[Records from a data source]
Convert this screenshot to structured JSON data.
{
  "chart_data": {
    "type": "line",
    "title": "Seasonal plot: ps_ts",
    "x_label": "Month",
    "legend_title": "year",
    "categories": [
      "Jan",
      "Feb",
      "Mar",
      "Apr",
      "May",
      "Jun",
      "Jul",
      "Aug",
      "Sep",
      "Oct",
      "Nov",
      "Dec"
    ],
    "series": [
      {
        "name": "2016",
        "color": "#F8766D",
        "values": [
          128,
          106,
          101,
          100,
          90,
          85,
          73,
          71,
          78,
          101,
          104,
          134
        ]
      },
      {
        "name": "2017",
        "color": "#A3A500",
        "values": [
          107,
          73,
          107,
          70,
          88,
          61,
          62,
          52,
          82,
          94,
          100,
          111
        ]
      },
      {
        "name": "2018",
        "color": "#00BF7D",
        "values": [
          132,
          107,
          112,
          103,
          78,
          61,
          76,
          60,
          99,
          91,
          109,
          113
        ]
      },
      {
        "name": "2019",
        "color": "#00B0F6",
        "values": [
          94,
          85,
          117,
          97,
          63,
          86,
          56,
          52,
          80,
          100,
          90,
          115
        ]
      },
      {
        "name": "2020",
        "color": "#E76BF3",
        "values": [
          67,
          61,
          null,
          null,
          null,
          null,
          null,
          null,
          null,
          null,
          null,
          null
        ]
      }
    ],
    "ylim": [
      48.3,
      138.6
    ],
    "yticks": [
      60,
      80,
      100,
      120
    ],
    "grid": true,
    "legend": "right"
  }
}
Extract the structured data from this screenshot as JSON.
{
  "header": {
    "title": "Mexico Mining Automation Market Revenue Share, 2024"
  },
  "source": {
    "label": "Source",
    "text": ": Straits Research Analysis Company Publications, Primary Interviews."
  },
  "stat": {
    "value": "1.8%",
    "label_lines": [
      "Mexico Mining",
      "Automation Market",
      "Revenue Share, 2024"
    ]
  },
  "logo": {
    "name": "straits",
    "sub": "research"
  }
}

THE TASK »
Transcribe each entry exactly.

SOLUTION FOR THIS PROBLEM »
Convert this screenshot to structured JSON data.
{
  "chart_data": {
    "type": "line",
    "title": "Seasonal plot: ps_ts",
    "x_label": "Month",
    "legend_title": "year",
    "categories": [
      "Jan",
      "Feb",
      "Mar",
      "Apr",
      "May",
      "Jun",
      "Jul",
      "Aug",
      "Sep",
      "Oct",
      "Nov",
      "Dec"
    ],
    "series": [
      {
        "name": "2016",
        "color": "#F8766D",
        "values": [
          128,
          106,
          101,
          100,
          90,
          85,
          73,
          71,
          78,
          101,
          104,
          134
        ]
      },
      {
        "name": "2017",
        "color": "#A3A500",
        "values": [
          107,
          73,
          107,
          70,
          88,
          61,
          62,
          52,
          82,
          94,
          100,
          111
        ]
      },
      {
        "name": "2018",
        "color": "#00BF7D",
        "values": [
          132,
          107,
          112,
          103,
          78,
          61,
          76,
          60,
          99,
          91,
          109,
          113
        ]
      },
      {
        "name": "2019",
        "color": "#00B0F6",
        "values": [
          94,
          85,
          117,
          97,
          63,
          86,
          56,
          52,
          80,
          100,
          90,
          115
        ]
      },
      {
        "name": "2020",
        "color": "#E76BF3",
        "values": [
          67,
          61,
          null,
          null,
          null,
          null,
          null,
          null,
          null,
          null,
          null,
          null
        ]
      }
    ],
    "ylim": [
      48.3,
      138.6
    ],
    "yticks": [
      60,
      80,
      100,
      120
    ],
    "grid": true,
    "legend": "right"
  }
}
Extract the structured data from this screenshot as JSON.
{
  "header": {
    "title": "Mexico Mining Automation Market Revenue Share, 2024"
  },
  "source": {
    "label": "Source",
    "text": ": Straits Research Analysis Company Publications, Primary Interviews."
  },
  "stat": {
    "value": "1.8%",
    "label_lines": [
      "Mexico Mining",
      "Automation Market",
      "Revenue Share, 2024"
    ]
  },
  "logo": {
    "name": "straits",
    "sub": "research"
  }
}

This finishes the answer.